*** Opening DATA EXTRACTS ***

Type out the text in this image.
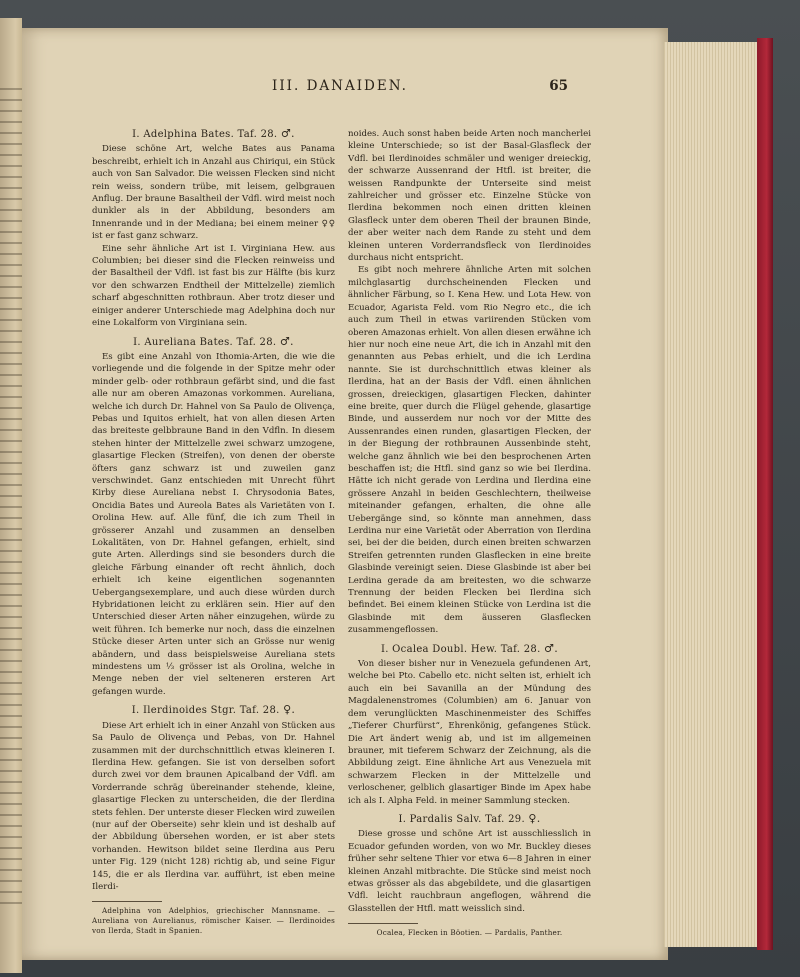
III. DANAIDEN.	65
I. Adelphina Bates. Taf. 28. ♂.

Diese schöne Art, welche Bates aus Panama beschreibt, erhielt ich in Anzahl aus Chiriqui, ein Stück auch von San Salvador. Die weissen Flecken sind nicht rein weiss, sondern trübe, mit leisem, gelbgrauen Anflug. Der braune Basaltheil der Vdfl. wird meist noch dunkler als in der Abbildung, besonders am Innenrande und in der Mediana; bei einem meiner ♀♀ ist er fast ganz schwarz.

Eine sehr ähnliche Art ist I. Virginiana Hew. aus Columbien; bei dieser sind die Flecken reinweiss und der Basaltheil der Vdfl. ist fast bis zur Hälfte (bis kurz vor den schwarzen Endtheil der Mittelzelle) ziemlich scharf abgeschnitten rothbraun. Aber trotz dieser und einiger anderer Unterschiede mag Adelphina doch nur eine Lokalform von Virginiana sein.

I. Aureliana Bates. Taf. 28. ♂.

Es gibt eine Anzahl von Ithomia-Arten, die wie die vorliegende und die folgende in der Spitze mehr oder minder gelb- oder rothbraun gefärbt sind, und die fast alle nur am oberen Amazonas vorkommen. Aureliana, welche ich durch Dr. Hahnel von Sa Paulo de Olivença, Pebas und Iquitos erhielt, hat von allen diesen Arten das breiteste gelbbraune Band in den Vdfln. In diesem stehen hinter der Mittelzelle zwei schwarz umzogene, glasartige Flecken (Streifen), von denen der oberste öfters ganz schwarz ist und zuweilen ganz verschwindet. Ganz entschieden mit Unrecht führt Kirby diese Aureliana nebst I. Chrysodonia Bates, Oncidia Bates und Aureola Bates als Varietäten von I. Orolina Hew. auf. Alle fünf, die ich zum Theil in grösserer Anzahl und zusammen an denselben Lokalitäten, von Dr. Hahnel gefangen, erhielt, sind gute Arten. Allerdings sind sie besonders durch die gleiche Färbung einander oft recht ähnlich, doch erhielt ich keine eigentlichen sogenannten Uebergangsexemplare, und auch diese würden durch Hybridationen leicht zu erklären sein. Hier auf den Unterschied dieser Arten näher einzugehen, würde zu weit führen. Ich bemerke nur noch, dass die einzelnen Stücke dieser Arten unter sich an Grösse nur wenig abändern, und dass beispielsweise Aureliana stets mindestens um ⅓ grösser ist als Orolina, welche in Menge neben der viel selteneren ersteren Art gefangen wurde.

I. Ilerdinoides Stgr. Taf. 28. ♀.

Diese Art erhielt ich in einer Anzahl von Stücken aus Sa Paulo de Olivença und Pebas, von Dr. Hahnel zusammen mit der durchschnittlich etwas kleineren I. Ilerdina Hew. gefangen. Sie ist von derselben sofort durch zwei vor dem braunen Apicalband der Vdfl. am Vorderrande schräg übereinander stehende, kleine, glasartige Flecken zu unterscheiden, die der Ilerdina stets fehlen. Der unterste dieser Flecken wird zuweilen (nur auf der Oberseite) sehr klein und ist deshalb auf der Abbildung übersehen worden, er ist aber stets vorhanden. Hewitson bildet seine Ilerdina aus Peru unter Fig. 129 (nicht 128) richtig ab, und seine Figur 145, die er als Ilerdina var. aufführt, ist eben meine Ilerdi-

Adelphina von Adelphios, griechischer Mannsname. — Aureliana von Aurelianus, römischer Kaiser. — Ilerdinoides von Ilerda, Stadt in Spanien.

noides. Auch sonst haben beide Arten noch mancherlei kleine Unterschiede; so ist der Basal-Glasfleck der Vdfl. bei Ilerdinoides schmäler und weniger dreieckig, der schwarze Aussenrand der Htfl. ist breiter, die weissen Randpunkte der Unterseite sind meist zahlreicher und grösser etc. Einzelne Stücke von Ilerdina bekommen noch einen dritten kleinen Glasfleck unter dem oberen Theil der braunen Binde, der aber weiter nach dem Rande zu steht und dem kleinen unteren Vorderrandsfleck von Ilerdinoides durchaus nicht entspricht.

Es gibt noch mehrere ähnliche Arten mit solchen milchglasartig durchscheinenden Flecken und ähnlicher Färbung, so I. Kena Hew. und Lota Hew. von Ecuador, Agarista Feld. vom Rio Negro etc., die ich auch zum Theil in etwas variirenden Stücken vom oberen Amazonas erhielt. Von allen diesen erwähne ich hier nur noch eine neue Art, die ich in Anzahl mit den genannten aus Pebas erhielt, und die ich Lerdina nannte. Sie ist durchschnittlich etwas kleiner als Ilerdina, hat an der Basis der Vdfl. einen ähnlichen grossen, dreieckigen, glasartigen Flecken, dahinter eine breite, quer durch die Flügel gehende, glasartige Binde, und ausserdem nur noch vor der Mitte des Aussenrandes einen runden, glasartigen Flecken, der in der Biegung der rothbraunen Aussenbinde steht, welche ganz ähnlich wie bei den besprochenen Arten beschaffen ist; die Htfl. sind ganz so wie bei Ilerdina. Hätte ich nicht gerade von Lerdina und Ilerdina eine grössere Anzahl in beiden Geschlechtern, theilweise miteinander gefangen, erhalten, die ohne alle Uebergänge sind, so könnte man annehmen, dass Lerdina nur eine Varietät oder Aberration von Ilerdina sei, bei der die beiden, durch einen breiten schwarzen Streifen getrennten runden Glasflecken in eine breite Glasbinde vereinigt seien. Diese Glasbinde ist aber bei Lerdina gerade da am breitesten, wo die schwarze Trennung der beiden Flecken bei Ilerdina sich befindet. Bei einem kleinen Stücke von Lerdina ist die Glasbinde mit dem äusseren Glasflecken zusammengeflossen.

I. Ocalea Doubl. Hew. Taf. 28. ♂.

Von dieser bisher nur in Venezuela gefundenen Art, welche bei Pto. Cabello etc. nicht selten ist, erhielt ich auch ein bei Savanilla an der Mündung des Magdalenenstromes (Columbien) am 6. Januar von dem verunglückten Maschinenmeister des Schiffes „Tieferer Churfürst“, Ehrenkönig, gefangenes Stück. Die Art ändert wenig ab, und ist im allgemeinen brauner, mit tieferem Schwarz der Zeichnung, als die Abbildung zeigt. Eine ähnliche Art aus Venezuela mit schwarzem Flecken in der Mittelzelle und verloschener, gelblich glasartiger Binde im Apex habe ich als I. Alpha Feld. in meiner Sammlung stecken.

I. Pardalis Salv. Taf. 29. ♀.

Diese grosse und schöne Art ist ausschliesslich in Ecuador gefunden worden, von wo Mr. Buckley dieses früher sehr seltene Thier vor etwa 6—8 Jahren in einer kleinen Anzahl mitbrachte. Die Stücke sind meist noch etwas grösser als das abgebildete, und die glasartigen Vdfl. leicht rauchbraun angeflogen, während die Glasstellen der Htfl. matt weisslich sind.

Ocalea, Flecken in Böotien. — Pardalis, Panther.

*** Closing DATA EXTRACTS ***

Write out the entries above in full and exactly; no pictures.

Type out the text in this image.
III. DANAIDEN.	65
I. Adelphina Bates. Taf. 28. ♂.

Diese schöne Art, welche Bates aus Panama beschreibt, erhielt ich in Anzahl aus Chiriqui, ein Stück auch von San Salvador. Die weissen Flecken sind nicht rein weiss, sondern trübe, mit leisem, gelbgrauen Anflug. Der braune Basaltheil der Vdfl. wird meist noch dunkler als in der Abbildung, besonders am Innenrande und in der Mediana; bei einem meiner ♀♀ ist er fast ganz schwarz.

Eine sehr ähnliche Art ist I. Virginiana Hew. aus Columbien; bei dieser sind die Flecken reinweiss und der Basaltheil der Vdfl. ist fast bis zur Hälfte (bis kurz vor den schwarzen Endtheil der Mittelzelle) ziemlich scharf abgeschnitten rothbraun. Aber trotz dieser und einiger anderer Unterschiede mag Adelphina doch nur eine Lokalform von Virginiana sein.

I. Aureliana Bates. Taf. 28. ♂.

Es gibt eine Anzahl von Ithomia-Arten, die wie die vorliegende und die folgende in der Spitze mehr oder minder gelb- oder rothbraun gefärbt sind, und die fast alle nur am oberen Amazonas vorkommen. Aureliana, welche ich durch Dr. Hahnel von Sa Paulo de Olivença, Pebas und Iquitos erhielt, hat von allen diesen Arten das breiteste gelbbraune Band in den Vdfln. In diesem stehen hinter der Mittelzelle zwei schwarz umzogene, glasartige Flecken (Streifen), von denen der oberste öfters ganz schwarz ist und zuweilen ganz verschwindet. Ganz entschieden mit Unrecht führt Kirby diese Aureliana nebst I. Chrysodonia Bates, Oncidia Bates und Aureola Bates als Varietäten von I. Orolina Hew. auf. Alle fünf, die ich zum Theil in grösserer Anzahl und zusammen an denselben Lokalitäten, von Dr. Hahnel gefangen, erhielt, sind gute Arten. Allerdings sind sie besonders durch die gleiche Färbung einander oft recht ähnlich, doch erhielt ich keine eigentlichen sogenannten Uebergangsexemplare, und auch diese würden durch Hybridationen leicht zu erklären sein. Hier auf den Unterschied dieser Arten näher einzugehen, würde zu weit führen. Ich bemerke nur noch, dass die einzelnen Stücke dieser Arten unter sich an Grösse nur wenig abändern, und dass beispielsweise Aureliana stets mindestens um ⅓ grösser ist als Orolina, welche in Menge neben der viel selteneren ersteren Art gefangen wurde.

I. Ilerdinoides Stgr. Taf. 28. ♀.

Diese Art erhielt ich in einer Anzahl von Stücken aus Sa Paulo de Olivença und Pebas, von Dr. Hahnel zusammen mit der durchschnittlich etwas kleineren I. Ilerdina Hew. gefangen. Sie ist von derselben sofort durch zwei vor dem braunen Apicalband der Vdfl. am Vorderrande schräg übereinander stehende, kleine, glasartige Flecken zu unterscheiden, die der Ilerdina stets fehlen. Der unterste dieser Flecken wird zuweilen (nur auf der Oberseite) sehr klein und ist deshalb auf der Abbildung übersehen worden, er ist aber stets vorhanden. Hewitson bildet seine Ilerdina aus Peru unter Fig. 129 (nicht 128) richtig ab, und seine Figur 145, die er als Ilerdina var. aufführt, ist eben meine Ilerdi-

Adelphina von Adelphios, griechischer Mannsname. — Aureliana von Aurelianus, römischer Kaiser. — Ilerdinoides von Ilerda, Stadt in Spanien.

noides. Auch sonst haben beide Arten noch mancherlei kleine Unterschiede; so ist der Basal-Glasfleck der Vdfl. bei Ilerdinoides schmäler und weniger dreieckig, der schwarze Aussenrand der Htfl. ist breiter, die weissen Randpunkte der Unterseite sind meist zahlreicher und grösser etc. Einzelne Stücke von Ilerdina bekommen noch einen dritten kleinen Glasfleck unter dem oberen Theil der braunen Binde, der aber weiter nach dem Rande zu steht und dem kleinen unteren Vorderrandsfleck von Ilerdinoides durchaus nicht entspricht.

Es gibt noch mehrere ähnliche Arten mit solchen milchglasartig durchscheinenden Flecken und ähnlicher Färbung, so I. Kena Hew. und Lota Hew. von Ecuador, Agarista Feld. vom Rio Negro etc., die ich auch zum Theil in etwas variirenden Stücken vom oberen Amazonas erhielt. Von allen diesen erwähne ich hier nur noch eine neue Art, die ich in Anzahl mit den genannten aus Pebas erhielt, und die ich Lerdina nannte. Sie ist durchschnittlich etwas kleiner als Ilerdina, hat an der Basis der Vdfl. einen ähnlichen grossen, dreieckigen, glasartigen Flecken, dahinter eine breite, quer durch die Flügel gehende, glasartige Binde, und ausserdem nur noch vor der Mitte des Aussenrandes einen runden, glasartigen Flecken, der in der Biegung der rothbraunen Aussenbinde steht, welche ganz ähnlich wie bei den besprochenen Arten beschaffen ist; die Htfl. sind ganz so wie bei Ilerdina. Hätte ich nicht gerade von Lerdina und Ilerdina eine grössere Anzahl in beiden Geschlechtern, theilweise miteinander gefangen, erhalten, die ohne alle Uebergänge sind, so könnte man annehmen, dass Lerdina nur eine Varietät oder Aberration von Ilerdina sei, bei der die beiden, durch einen breiten schwarzen Streifen getrennten runden Glasflecken in eine breite Glasbinde vereinigt seien. Diese Glasbinde ist aber bei Lerdina gerade da am breitesten, wo die schwarze Trennung der beiden Flecken bei Ilerdina sich befindet. Bei einem kleinen Stücke von Lerdina ist die Glasbinde mit dem äusseren Glasflecken zusammengeflossen.

I. Ocalea Doubl. Hew. Taf. 28. ♂.

Von dieser bisher nur in Venezuela gefundenen Art, welche bei Pto. Cabello etc. nicht selten ist, erhielt ich auch ein bei Savanilla an der Mündung des Magdalenenstromes (Columbien) am 6. Januar von dem verunglückten Maschinenmeister des Schiffes „Tieferer Churfürst“, Ehrenkönig, gefangenes Stück. Die Art ändert wenig ab, und ist im allgemeinen brauner, mit tieferem Schwarz der Zeichnung, als die Abbildung zeigt. Eine ähnliche Art aus Venezuela mit schwarzem Flecken in der Mittelzelle und verloschener, gelblich glasartiger Binde im Apex habe ich als I. Alpha Feld. in meiner Sammlung stecken.

I. Pardalis Salv. Taf. 29. ♀.

Diese grosse und schöne Art ist ausschliesslich in Ecuador gefunden worden, von wo Mr. Buckley dieses früher sehr seltene Thier vor etwa 6—8 Jahren in einer kleinen Anzahl mitbrachte. Die Stücke sind meist noch etwas grösser als das abgebildete, und die glasartigen Vdfl. leicht rauchbraun angeflogen, während die Glasstellen der Htfl. matt weisslich sind.

Ocalea, Flecken in Böotien. — Pardalis, Panther.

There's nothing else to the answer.